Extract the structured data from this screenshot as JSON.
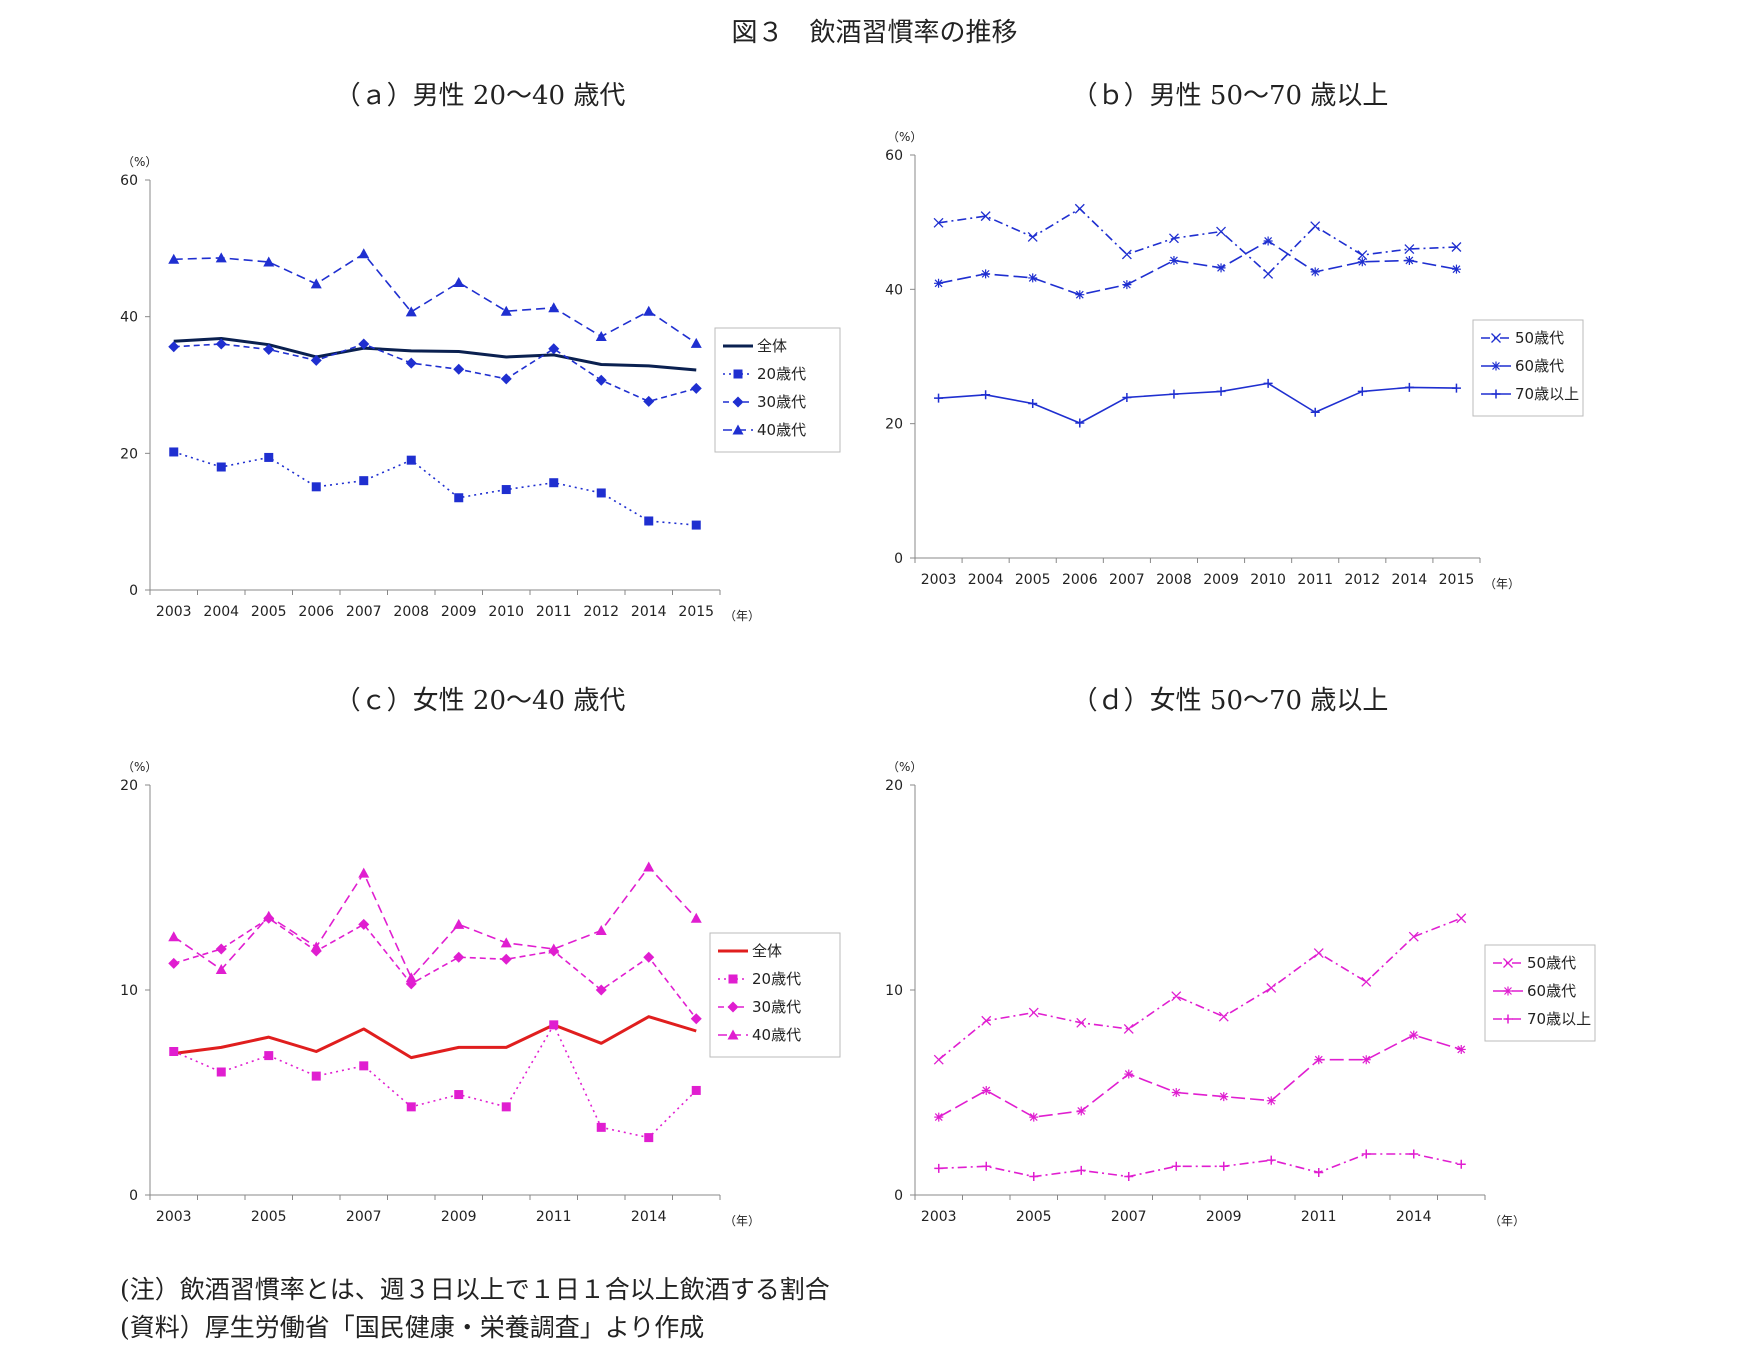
{
  "figure_title": "図３　飲酒習慣率の推移",
  "notes": {
    "note1": "(注）飲酒習慣率とは、週３日以上で１日１合以上飲酒する割合",
    "note2": "(資料）厚生労働省「国民健康・栄養調査」より作成"
  },
  "colors": {
    "navy": "#0a2050",
    "blue": "#1f2fd0",
    "red": "#e01e1e",
    "magenta": "#e01ed0"
  },
  "chart_data": [
    {
      "id": "a",
      "type": "line",
      "title": "（ａ）男性 20～40 歳代",
      "ylabel": "（%）",
      "xlabel": "（年）",
      "ylim": [
        0,
        60
      ],
      "yticks": [
        0,
        20,
        40,
        60
      ],
      "categories": [
        "2003",
        "2004",
        "2005",
        "2006",
        "2007",
        "2008",
        "2009",
        "2010",
        "2011",
        "2012",
        "2014",
        "2015"
      ],
      "xtick_labels": [
        "2003",
        "2004",
        "2005",
        "2006",
        "2007",
        "2008",
        "2009",
        "2010",
        "2011",
        "2012",
        "2014",
        "2015"
      ],
      "legend": "right",
      "series": [
        {
          "name": "全体",
          "color": "#0a2050",
          "dash": "solid",
          "marker": "none",
          "values": [
            36.4,
            36.8,
            35.9,
            34.1,
            35.4,
            35.0,
            34.9,
            34.1,
            34.4,
            33.0,
            32.8,
            32.2
          ]
        },
        {
          "name": "20歳代",
          "color": "#1f2fd0",
          "dash": "dot",
          "marker": "square",
          "values": [
            20.2,
            18.0,
            19.4,
            15.1,
            16.0,
            19.0,
            13.5,
            14.7,
            15.7,
            14.2,
            10.1,
            9.5
          ]
        },
        {
          "name": "30歳代",
          "color": "#1f2fd0",
          "dash": "shortdash",
          "marker": "diamond",
          "values": [
            35.6,
            36.0,
            35.2,
            33.6,
            36.0,
            33.2,
            32.3,
            30.9,
            35.3,
            30.7,
            27.6,
            29.5
          ]
        },
        {
          "name": "40歳代",
          "color": "#1f2fd0",
          "dash": "dash",
          "marker": "triangle",
          "values": [
            48.4,
            48.6,
            48.0,
            44.8,
            49.2,
            40.7,
            45.0,
            40.8,
            41.3,
            37.1,
            40.8,
            36.1
          ]
        }
      ]
    },
    {
      "id": "b",
      "type": "line",
      "title": "（ｂ）男性 50～70 歳以上",
      "ylabel": "（%）",
      "xlabel": "（年）",
      "ylim": [
        0,
        60
      ],
      "yticks": [
        0,
        20,
        40,
        60
      ],
      "categories": [
        "2003",
        "2004",
        "2005",
        "2006",
        "2007",
        "2008",
        "2009",
        "2010",
        "2011",
        "2012",
        "2014",
        "2015"
      ],
      "xtick_labels": [
        "2003",
        "2004",
        "2005",
        "2006",
        "2007",
        "2008",
        "2009",
        "2010",
        "2011",
        "2012",
        "2014",
        "2015"
      ],
      "legend": "right",
      "series": [
        {
          "name": "50歳代",
          "color": "#1f2fd0",
          "dash": "dashdot",
          "marker": "x",
          "values": [
            49.9,
            50.9,
            47.8,
            52.0,
            45.2,
            47.6,
            48.6,
            42.3,
            49.4,
            45.1,
            46.0,
            46.3
          ]
        },
        {
          "name": "60歳代",
          "color": "#1f2fd0",
          "dash": "longdash",
          "marker": "star",
          "values": [
            40.9,
            42.3,
            41.7,
            39.2,
            40.7,
            44.3,
            43.2,
            47.2,
            42.6,
            44.1,
            44.3,
            43.0
          ]
        },
        {
          "name": "70歳以上",
          "color": "#1f2fd0",
          "dash": "solid",
          "marker": "plus",
          "values": [
            23.8,
            24.3,
            23.0,
            20.1,
            23.9,
            24.4,
            24.8,
            26.0,
            21.7,
            24.8,
            25.4,
            25.3
          ]
        }
      ]
    },
    {
      "id": "c",
      "type": "line",
      "title": "（ｃ）女性 20～40 歳代",
      "ylabel": "（%）",
      "xlabel": "（年）",
      "ylim": [
        0,
        20
      ],
      "yticks": [
        0,
        10,
        20
      ],
      "categories": [
        "2003",
        "2004",
        "2005",
        "2006",
        "2007",
        "2008",
        "2009",
        "2010",
        "2011",
        "2012",
        "2014",
        "2015"
      ],
      "xtick_labels": [
        "2003",
        "",
        "2005",
        "",
        "2007",
        "",
        "2009",
        "",
        "2011",
        "",
        "2014",
        ""
      ],
      "legend": "right",
      "series": [
        {
          "name": "全体",
          "color": "#e01e1e",
          "dash": "solid",
          "marker": "none",
          "values": [
            6.9,
            7.2,
            7.7,
            7.0,
            8.1,
            6.7,
            7.2,
            7.2,
            8.3,
            7.4,
            8.7,
            8.0
          ]
        },
        {
          "name": "20歳代",
          "color": "#e01ed0",
          "dash": "dot",
          "marker": "square",
          "values": [
            7.0,
            6.0,
            6.8,
            5.8,
            6.3,
            4.3,
            4.9,
            4.3,
            8.3,
            3.3,
            2.8,
            5.1
          ]
        },
        {
          "name": "30歳代",
          "color": "#e01ed0",
          "dash": "shortdash",
          "marker": "diamond",
          "values": [
            11.3,
            12.0,
            13.5,
            11.9,
            13.2,
            10.3,
            11.6,
            11.5,
            11.9,
            10.0,
            11.6,
            8.6
          ]
        },
        {
          "name": "40歳代",
          "color": "#e01ed0",
          "dash": "dash",
          "marker": "triangle",
          "values": [
            12.6,
            11.0,
            13.6,
            12.1,
            15.7,
            10.6,
            13.2,
            12.3,
            12.0,
            12.9,
            16.0,
            13.5
          ]
        }
      ]
    },
    {
      "id": "d",
      "type": "line",
      "title": "（ｄ）女性 50～70 歳以上",
      "ylabel": "（%）",
      "xlabel": "（年）",
      "ylim": [
        0,
        20
      ],
      "yticks": [
        0,
        10,
        20
      ],
      "categories": [
        "2003",
        "2004",
        "2005",
        "2006",
        "2007",
        "2008",
        "2009",
        "2010",
        "2011",
        "2012",
        "2014",
        "2015"
      ],
      "xtick_labels": [
        "2003",
        "",
        "2005",
        "",
        "2007",
        "",
        "2009",
        "",
        "2011",
        "",
        "2014",
        ""
      ],
      "legend": "right",
      "series": [
        {
          "name": "50歳代",
          "color": "#e01ed0",
          "dash": "dashdot",
          "marker": "x",
          "values": [
            6.6,
            8.5,
            8.9,
            8.4,
            8.1,
            9.7,
            8.7,
            10.1,
            11.8,
            10.4,
            12.6,
            13.5
          ]
        },
        {
          "name": "60歳代",
          "color": "#e01ed0",
          "dash": "longdash",
          "marker": "star",
          "values": [
            3.8,
            5.1,
            3.8,
            4.1,
            5.9,
            5.0,
            4.8,
            4.6,
            6.6,
            6.6,
            7.8,
            7.1
          ]
        },
        {
          "name": "70歳以上",
          "color": "#e01ed0",
          "dash": "dashdot",
          "marker": "plus",
          "values": [
            1.3,
            1.4,
            0.9,
            1.2,
            0.9,
            1.4,
            1.4,
            1.7,
            1.1,
            2.0,
            2.0,
            1.5
          ]
        }
      ]
    }
  ]
}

------------

:: GIVEN TASK ::
Repeat the records above exactly, omitting every picture.

:: WRITTEN SOLUTION ::
Extract the structured data from this screenshot as JSON.
{
  "figure_title": "図３　飲酒習慣率の推移",
  "notes": {
    "note1": "(注）飲酒習慣率とは、週３日以上で１日１合以上飲酒する割合",
    "note2": "(資料）厚生労働省「国民健康・栄養調査」より作成"
  },
  "colors": {
    "navy": "#0a2050",
    "blue": "#1f2fd0",
    "red": "#e01e1e",
    "magenta": "#e01ed0"
  },
  "chart_data": [
    {
      "id": "a",
      "type": "line",
      "title": "（ａ）男性 20～40 歳代",
      "ylabel": "（%）",
      "xlabel": "（年）",
      "ylim": [
        0,
        60
      ],
      "yticks": [
        0,
        20,
        40,
        60
      ],
      "categories": [
        "2003",
        "2004",
        "2005",
        "2006",
        "2007",
        "2008",
        "2009",
        "2010",
        "2011",
        "2012",
        "2014",
        "2015"
      ],
      "xtick_labels": [
        "2003",
        "2004",
        "2005",
        "2006",
        "2007",
        "2008",
        "2009",
        "2010",
        "2011",
        "2012",
        "2014",
        "2015"
      ],
      "legend": "right",
      "series": [
        {
          "name": "全体",
          "color": "#0a2050",
          "dash": "solid",
          "marker": "none",
          "values": [
            36.4,
            36.8,
            35.9,
            34.1,
            35.4,
            35.0,
            34.9,
            34.1,
            34.4,
            33.0,
            32.8,
            32.2
          ]
        },
        {
          "name": "20歳代",
          "color": "#1f2fd0",
          "dash": "dot",
          "marker": "square",
          "values": [
            20.2,
            18.0,
            19.4,
            15.1,
            16.0,
            19.0,
            13.5,
            14.7,
            15.7,
            14.2,
            10.1,
            9.5
          ]
        },
        {
          "name": "30歳代",
          "color": "#1f2fd0",
          "dash": "shortdash",
          "marker": "diamond",
          "values": [
            35.6,
            36.0,
            35.2,
            33.6,
            36.0,
            33.2,
            32.3,
            30.9,
            35.3,
            30.7,
            27.6,
            29.5
          ]
        },
        {
          "name": "40歳代",
          "color": "#1f2fd0",
          "dash": "dash",
          "marker": "triangle",
          "values": [
            48.4,
            48.6,
            48.0,
            44.8,
            49.2,
            40.7,
            45.0,
            40.8,
            41.3,
            37.1,
            40.8,
            36.1
          ]
        }
      ]
    },
    {
      "id": "b",
      "type": "line",
      "title": "（ｂ）男性 50～70 歳以上",
      "ylabel": "（%）",
      "xlabel": "（年）",
      "ylim": [
        0,
        60
      ],
      "yticks": [
        0,
        20,
        40,
        60
      ],
      "categories": [
        "2003",
        "2004",
        "2005",
        "2006",
        "2007",
        "2008",
        "2009",
        "2010",
        "2011",
        "2012",
        "2014",
        "2015"
      ],
      "xtick_labels": [
        "2003",
        "2004",
        "2005",
        "2006",
        "2007",
        "2008",
        "2009",
        "2010",
        "2011",
        "2012",
        "2014",
        "2015"
      ],
      "legend": "right",
      "series": [
        {
          "name": "50歳代",
          "color": "#1f2fd0",
          "dash": "dashdot",
          "marker": "x",
          "values": [
            49.9,
            50.9,
            47.8,
            52.0,
            45.2,
            47.6,
            48.6,
            42.3,
            49.4,
            45.1,
            46.0,
            46.3
          ]
        },
        {
          "name": "60歳代",
          "color": "#1f2fd0",
          "dash": "longdash",
          "marker": "star",
          "values": [
            40.9,
            42.3,
            41.7,
            39.2,
            40.7,
            44.3,
            43.2,
            47.2,
            42.6,
            44.1,
            44.3,
            43.0
          ]
        },
        {
          "name": "70歳以上",
          "color": "#1f2fd0",
          "dash": "solid",
          "marker": "plus",
          "values": [
            23.8,
            24.3,
            23.0,
            20.1,
            23.9,
            24.4,
            24.8,
            26.0,
            21.7,
            24.8,
            25.4,
            25.3
          ]
        }
      ]
    },
    {
      "id": "c",
      "type": "line",
      "title": "（ｃ）女性 20～40 歳代",
      "ylabel": "（%）",
      "xlabel": "（年）",
      "ylim": [
        0,
        20
      ],
      "yticks": [
        0,
        10,
        20
      ],
      "categories": [
        "2003",
        "2004",
        "2005",
        "2006",
        "2007",
        "2008",
        "2009",
        "2010",
        "2011",
        "2012",
        "2014",
        "2015"
      ],
      "xtick_labels": [
        "2003",
        "",
        "2005",
        "",
        "2007",
        "",
        "2009",
        "",
        "2011",
        "",
        "2014",
        ""
      ],
      "legend": "right",
      "series": [
        {
          "name": "全体",
          "color": "#e01e1e",
          "dash": "solid",
          "marker": "none",
          "values": [
            6.9,
            7.2,
            7.7,
            7.0,
            8.1,
            6.7,
            7.2,
            7.2,
            8.3,
            7.4,
            8.7,
            8.0
          ]
        },
        {
          "name": "20歳代",
          "color": "#e01ed0",
          "dash": "dot",
          "marker": "square",
          "values": [
            7.0,
            6.0,
            6.8,
            5.8,
            6.3,
            4.3,
            4.9,
            4.3,
            8.3,
            3.3,
            2.8,
            5.1
          ]
        },
        {
          "name": "30歳代",
          "color": "#e01ed0",
          "dash": "shortdash",
          "marker": "diamond",
          "values": [
            11.3,
            12.0,
            13.5,
            11.9,
            13.2,
            10.3,
            11.6,
            11.5,
            11.9,
            10.0,
            11.6,
            8.6
          ]
        },
        {
          "name": "40歳代",
          "color": "#e01ed0",
          "dash": "dash",
          "marker": "triangle",
          "values": [
            12.6,
            11.0,
            13.6,
            12.1,
            15.7,
            10.6,
            13.2,
            12.3,
            12.0,
            12.9,
            16.0,
            13.5
          ]
        }
      ]
    },
    {
      "id": "d",
      "type": "line",
      "title": "（ｄ）女性 50～70 歳以上",
      "ylabel": "（%）",
      "xlabel": "（年）",
      "ylim": [
        0,
        20
      ],
      "yticks": [
        0,
        10,
        20
      ],
      "categories": [
        "2003",
        "2004",
        "2005",
        "2006",
        "2007",
        "2008",
        "2009",
        "2010",
        "2011",
        "2012",
        "2014",
        "2015"
      ],
      "xtick_labels": [
        "2003",
        "",
        "2005",
        "",
        "2007",
        "",
        "2009",
        "",
        "2011",
        "",
        "2014",
        ""
      ],
      "legend": "right",
      "series": [
        {
          "name": "50歳代",
          "color": "#e01ed0",
          "dash": "dashdot",
          "marker": "x",
          "values": [
            6.6,
            8.5,
            8.9,
            8.4,
            8.1,
            9.7,
            8.7,
            10.1,
            11.8,
            10.4,
            12.6,
            13.5
          ]
        },
        {
          "name": "60歳代",
          "color": "#e01ed0",
          "dash": "longdash",
          "marker": "star",
          "values": [
            3.8,
            5.1,
            3.8,
            4.1,
            5.9,
            5.0,
            4.8,
            4.6,
            6.6,
            6.6,
            7.8,
            7.1
          ]
        },
        {
          "name": "70歳以上",
          "color": "#e01ed0",
          "dash": "dashdot",
          "marker": "plus",
          "values": [
            1.3,
            1.4,
            0.9,
            1.2,
            0.9,
            1.4,
            1.4,
            1.7,
            1.1,
            2.0,
            2.0,
            1.5
          ]
        }
      ]
    }
  ]
}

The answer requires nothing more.